### WHAT YOU HAVE TO DO
Gather all lines with the word "詳しくはおたずねください" in them.

### RECORD EXTRACTS
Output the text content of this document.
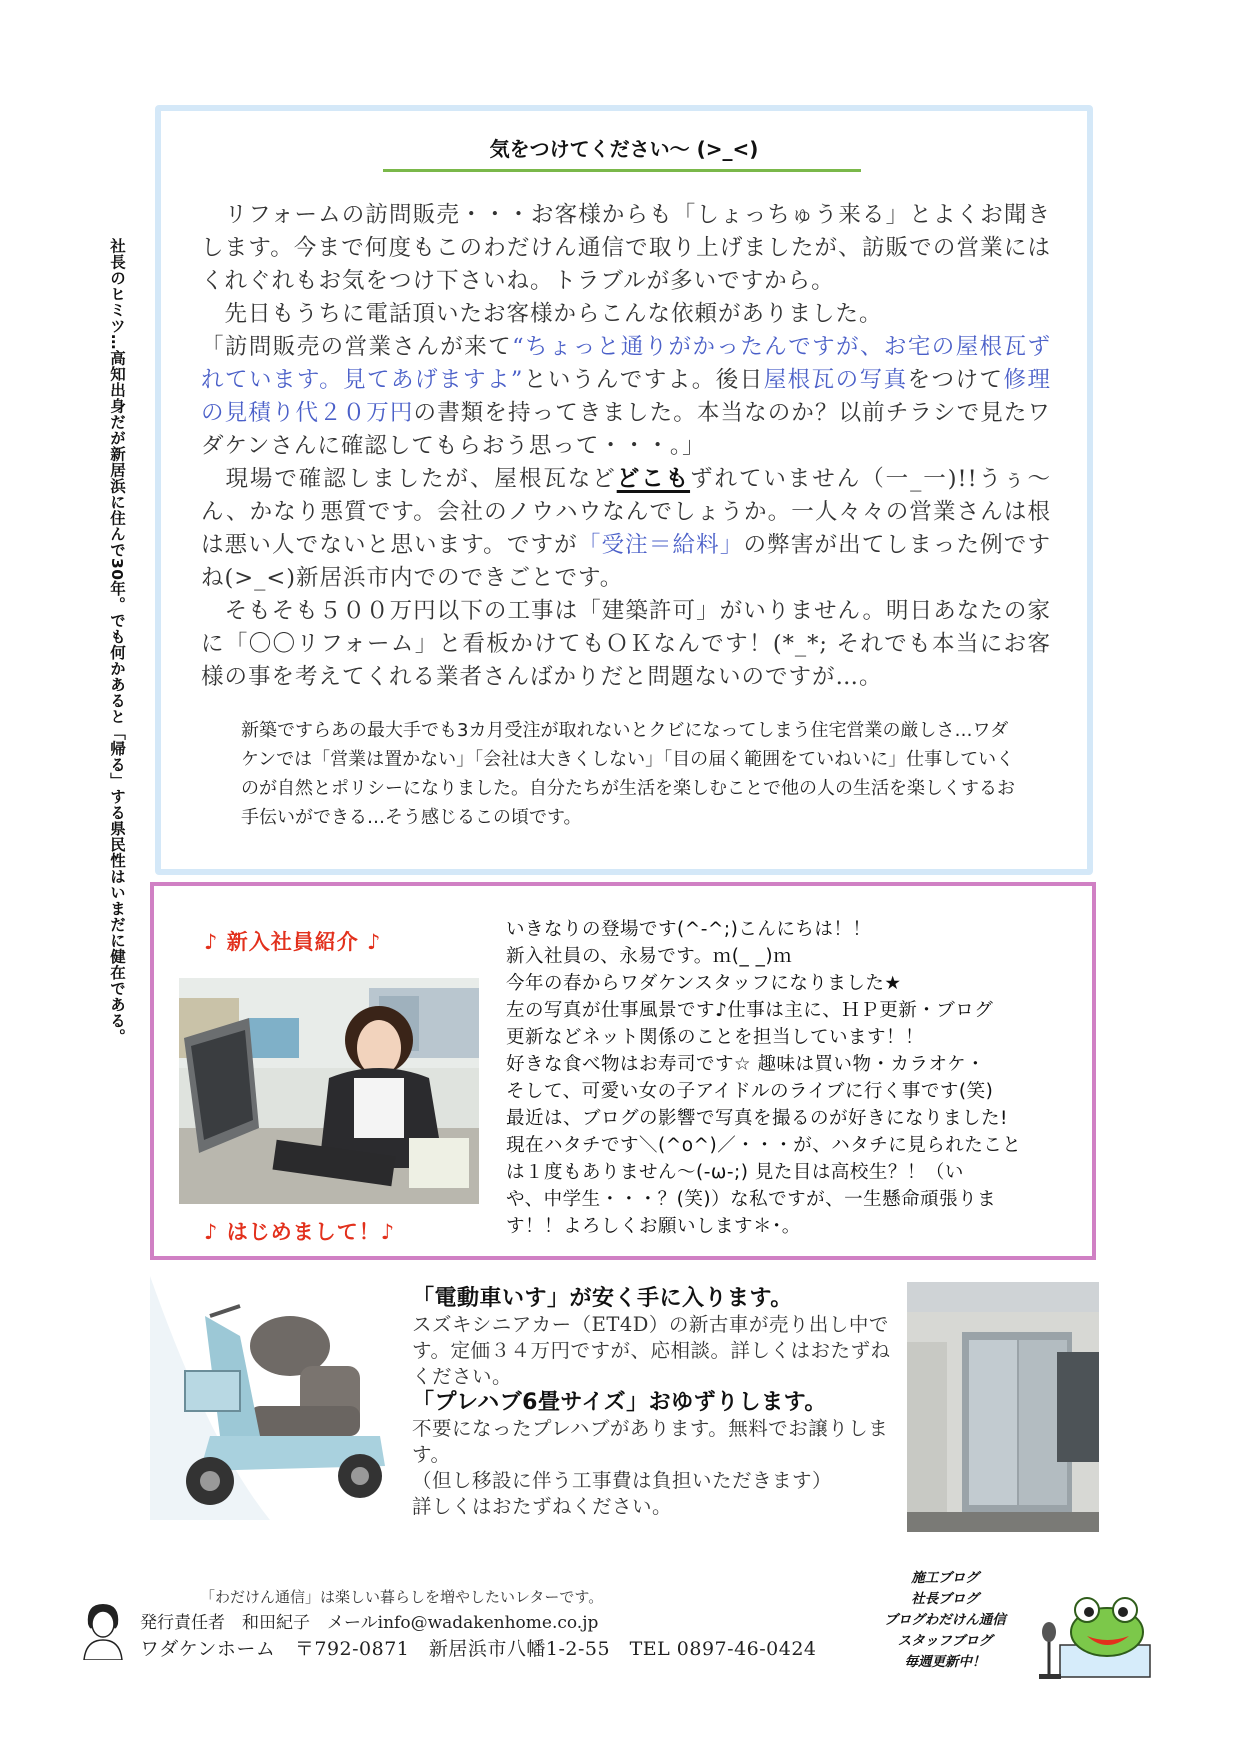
社長のヒミツ…高知出身だが新居浜に住んで30年。でも何かあると「帰る」する県民性はいまだに健在である。
気をつけてください～ (>_<)

　リフォームの訪問販売・・・お客様からも「しょっちゅう来る」とよくお聞きします。今まで何度もこのわだけん通信で取り上げましたが、訪販での営業にはくれぐれもお気をつけ下さいね。トラブルが多いですから。

　先日もうちに電話頂いたお客様からこんな依頼がありました。

「訪問販売の営業さんが来て“ちょっと通りがかったんですが、お宅の屋根瓦ずれています。見てあげますよ”というんですよ。後日屋根瓦の写真をつけて修理の見積り代２０万円の書類を持ってきました。本当なのか？以前チラシで見たワダケンさんに確認してもらおう思って・・・。」

　現場で確認しましたが、屋根瓦などどこもずれていません（一_一)!!うぅ～ん、かなり悪質です。会社のノウハウなんでしょうか。一人々々の営業さんは根は悪い人でないと思います。ですが「受注＝給料」の弊害が出てしまった例ですね(>_<)新居浜市内でのできごとです。

　そもそも５００万円以下の工事は「建築許可」がいりません。明日あなたの家に「〇〇リフォーム」と看板かけてもＯＫなんです！(*_*; それでも本当にお客様の事を考えてくれる業者さんばかりだと問題ないのですが…。

新築ですらあの最大手でも3カ月受注が取れないとクビになってしまう住宅営業の厳しさ…ワダケンでは「営業は置かない」「会社は大きくしない」「目の届く範囲をていねいに」仕事していくのが自然とポリシーになりました。自分たちが生活を楽しむことで他の人の生活を楽しくするお手伝いができる…そう感じるこの頃です。
♪ 新入社員紹介 ♪
♪ はじめまして！♪
いきなりの登場です(^-^;)こんにちは！！
新入社員の、永易です。ｍ(_ _)ｍ
今年の春からワダケンスタッフになりました★
左の写真が仕事風景です♪仕事は主に、ＨＰ更新・ブログ
更新などネット関係のことを担当しています！！
好きな食べ物はお寿司です☆ 趣味は買い物・カラオケ・
そして、可愛い女の子アイドルのライブに行く事です(笑)
最近は、ブログの影響で写真を撮るのが好きになりました!
現在ハタチです＼(^o^)／・・・が、ハタチに見られたこと
は１度もありません～(-ω-;) 見た目は高校生？！（い
や、中学生・・・？(笑)）な私ですが、一生懸命頑張りま
す！！よろしくお願いします＊･｡
「電動車いす」が安く手に入ります。
スズキシニアカー（ET4D）の新古車が売り出し中です。定価３４万円ですが、応相談。詳しくはおたずねください。
「プレハブ6畳サイズ」おゆずりします。
不要になったプレハブがあります。無料でお譲りします。
（但し移設に伴う工事費は負担いただきます）
詳しくはおたずねください。
「わだけん通信」は楽しい暮らしを増やしたいレターです。
発行責任者　和田紀子　メールinfo@wadakenhome.co.jp
ワダケンホーム　〒792-0871　新居浜市八幡1-2-55　TEL 0897-46-0424
施工ブログ
社長ブログ
ブログわだけん通信
スタッフブログ
毎週更新中！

### ANSWER FOR THE TASK
スズキシニアカー（ET4D）の新古車が売り出し中です。定価３４万円ですが、応相談。詳しくはおたずねください。
詳しくはおたずねください。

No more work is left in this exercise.